- EXTRACTED DATA:
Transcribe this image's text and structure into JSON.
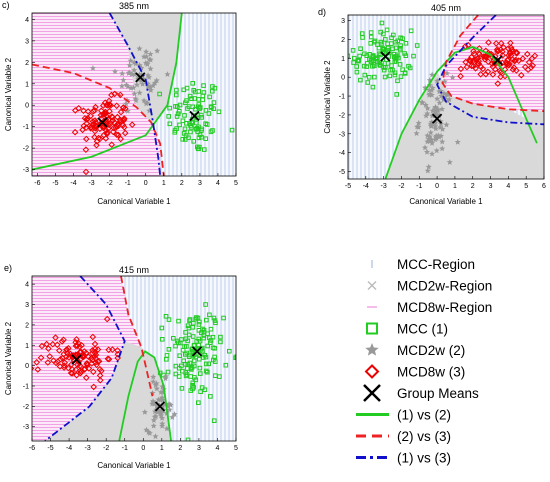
{
  "colors": {
    "mcc": "#22cc22",
    "mcd2w": "#999999",
    "mcd8w": "#ee0000",
    "mean": "#000000",
    "l12": "#22cc22",
    "l23": "#ee2222",
    "l13": "#1010cc",
    "regMcc": "#a8bde0",
    "regMcd2w": "#cccccc",
    "regMcd8w": "#f090e0"
  },
  "chart_data": [
    {
      "type": "scatter",
      "panel_label": "c)",
      "title": "385 nm",
      "xlabel": "Canonical Variable 1",
      "ylabel": "Canonical Variable 2",
      "xlim": [
        -6.3,
        5
      ],
      "ylim": [
        -3.3,
        4.3
      ],
      "xticks": [
        "-6",
        "-5",
        "-4",
        "-3",
        "-2",
        "-1",
        "0",
        "1",
        "2",
        "3",
        "4",
        "5"
      ],
      "yticks": [
        "-3",
        "-2",
        "-1",
        "0",
        "1",
        "2",
        "3",
        "4"
      ],
      "clusters": [
        {
          "name": "MCC (1)",
          "center": [
            2.7,
            -0.5
          ],
          "sx": 0.75,
          "sy": 0.9,
          "n": 95
        },
        {
          "name": "MCD2w (2)",
          "center": [
            -0.3,
            1.3
          ],
          "sx": 0.65,
          "sy": 0.9,
          "n": 65
        },
        {
          "name": "MCD8w (3)",
          "center": [
            -2.3,
            -0.8
          ],
          "sx": 0.65,
          "sy": 0.55,
          "n": 110
        }
      ],
      "means": [
        [
          2.7,
          -0.5
        ],
        [
          -0.3,
          1.3
        ],
        [
          -2.4,
          -0.8
        ]
      ],
      "boundaries": {
        "l12": [
          [
            -6.3,
            -3.0
          ],
          [
            -3,
            -2.4
          ],
          [
            0,
            -1.4
          ],
          [
            1.2,
            0
          ],
          [
            1.7,
            2
          ],
          [
            2.0,
            4.3
          ]
        ],
        "l23": [
          [
            -6.3,
            1.9
          ],
          [
            -4,
            1.5
          ],
          [
            -2,
            0.8
          ],
          [
            -0.5,
            -0.1
          ],
          [
            0.3,
            -0.8
          ],
          [
            0.8,
            -1.8
          ],
          [
            1.0,
            -3.3
          ]
        ],
        "l13": [
          [
            -2.0,
            4.3
          ],
          [
            -1,
            2.8
          ],
          [
            0,
            1.2
          ],
          [
            0.4,
            -0.8
          ],
          [
            0.7,
            -2.5
          ],
          [
            0.8,
            -3.3
          ]
        ]
      }
    },
    {
      "type": "scatter",
      "panel_label": "d)",
      "title": "405 nm",
      "xlabel": "Canonical Variable 1",
      "ylabel": "Canonical Variable 2",
      "xlim": [
        -5,
        6
      ],
      "ylim": [
        -5.4,
        3.3
      ],
      "xticks": [
        "-5",
        "-4",
        "-3",
        "-2",
        "-1",
        "0",
        "1",
        "2",
        "3",
        "4",
        "5",
        "6"
      ],
      "yticks": [
        "-5",
        "-4",
        "-3",
        "-2",
        "-1",
        "0",
        "1",
        "2",
        "3"
      ],
      "clusters": [
        {
          "name": "MCC (1)",
          "center": [
            -3,
            1.1
          ],
          "sx": 0.8,
          "sy": 0.7,
          "n": 120
        },
        {
          "name": "MCD2w (2)",
          "center": [
            -0.1,
            -2.2
          ],
          "sx": 0.45,
          "sy": 1.1,
          "n": 90
        },
        {
          "name": "MCD8w (3)",
          "center": [
            3.4,
            0.9
          ],
          "sx": 1.0,
          "sy": 0.45,
          "n": 110
        }
      ],
      "means": [
        [
          -2.9,
          1.1
        ],
        [
          0,
          -2.2
        ],
        [
          3.4,
          0.9
        ]
      ],
      "boundaries": {
        "l12": [
          [
            -2.9,
            -5.4
          ],
          [
            -2,
            -3
          ],
          [
            -1,
            -1.2
          ],
          [
            0,
            0.3
          ],
          [
            1,
            1.3
          ],
          [
            2,
            1.6
          ],
          [
            3,
            1.2
          ],
          [
            4,
            0
          ],
          [
            5,
            -2.2
          ],
          [
            5.6,
            -3.5
          ]
        ],
        "l23": [
          [
            2.3,
            3.3
          ],
          [
            1.3,
            2.2
          ],
          [
            0.5,
            0.8
          ],
          [
            0.3,
            -0.3
          ],
          [
            0.8,
            -1.0
          ],
          [
            2,
            -1.4
          ],
          [
            4,
            -1.7
          ],
          [
            6,
            -1.8
          ]
        ],
        "l13": [
          [
            3.3,
            3.3
          ],
          [
            2,
            2.1
          ],
          [
            0.5,
            0.6
          ],
          [
            0,
            -0.4
          ],
          [
            0.5,
            -1.3
          ],
          [
            2,
            -2.1
          ],
          [
            4,
            -2.4
          ],
          [
            6,
            -2.5
          ]
        ]
      }
    },
    {
      "type": "scatter",
      "panel_label": "e)",
      "title": "415 nm",
      "xlabel": "Canonical Variable 1",
      "ylabel": "Canonical Variable 2",
      "xlim": [
        -6,
        5
      ],
      "ylim": [
        -3.7,
        4.4
      ],
      "xticks": [
        "-6",
        "-5",
        "-4",
        "-3",
        "-2",
        "-1",
        "0",
        "1",
        "2",
        "3",
        "4",
        "5"
      ],
      "yticks": [
        "-3",
        "-2",
        "-1",
        "0",
        "1",
        "2",
        "3",
        "4"
      ],
      "clusters": [
        {
          "name": "MCC (1)",
          "center": [
            2.8,
            0.6
          ],
          "sx": 0.75,
          "sy": 1.1,
          "n": 140
        },
        {
          "name": "MCD2w (2)",
          "center": [
            0.9,
            -2.0
          ],
          "sx": 0.35,
          "sy": 0.6,
          "n": 60
        },
        {
          "name": "MCD8w (3)",
          "center": [
            -3.6,
            0.4
          ],
          "sx": 1.0,
          "sy": 0.55,
          "n": 110
        }
      ],
      "means": [
        [
          2.9,
          0.7
        ],
        [
          0.9,
          -2.0
        ],
        [
          -3.6,
          0.3
        ]
      ],
      "boundaries": {
        "l12": [
          [
            -1.3,
            -3.7
          ],
          [
            -0.8,
            -1.5
          ],
          [
            -0.3,
            0.2
          ],
          [
            0.1,
            0.7
          ],
          [
            0.6,
            0.4
          ],
          [
            1.1,
            -1
          ],
          [
            1.5,
            -3.7
          ]
        ],
        "l23": [
          [
            -1.2,
            4.4
          ],
          [
            -0.8,
            2.5
          ],
          [
            -0.1,
            0.9
          ],
          [
            0.2,
            -0.3
          ],
          [
            0.5,
            -1.5
          ]
        ],
        "l13": [
          [
            -3.4,
            4.4
          ],
          [
            -2,
            3
          ],
          [
            -1,
            1.2
          ],
          [
            -1.7,
            -0.6
          ],
          [
            -2.9,
            -2
          ],
          [
            -5.3,
            -3.7
          ]
        ]
      }
    }
  ],
  "legend": {
    "items": [
      {
        "key": "mcc-region",
        "label": "MCC-Region"
      },
      {
        "key": "mcd2w-region",
        "label": "MCD2w-Region"
      },
      {
        "key": "mcd8w-region",
        "label": "MCD8w-Region"
      },
      {
        "key": "mcc",
        "label": "MCC (1)"
      },
      {
        "key": "mcd2w",
        "label": "MCD2w (2)"
      },
      {
        "key": "mcd8w",
        "label": "MCD8w (3)"
      },
      {
        "key": "mean",
        "label": "Group Means"
      },
      {
        "key": "l12",
        "label": "(1) vs (2)"
      },
      {
        "key": "l23",
        "label": "(2) vs (3)"
      },
      {
        "key": "l13",
        "label": "(1) vs (3)"
      }
    ]
  }
}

- WHAT IS REQUIRED:
Looking at the records above, say how many lines hold the string "title". Write nothing but the number.

- THE SOLUTION:
3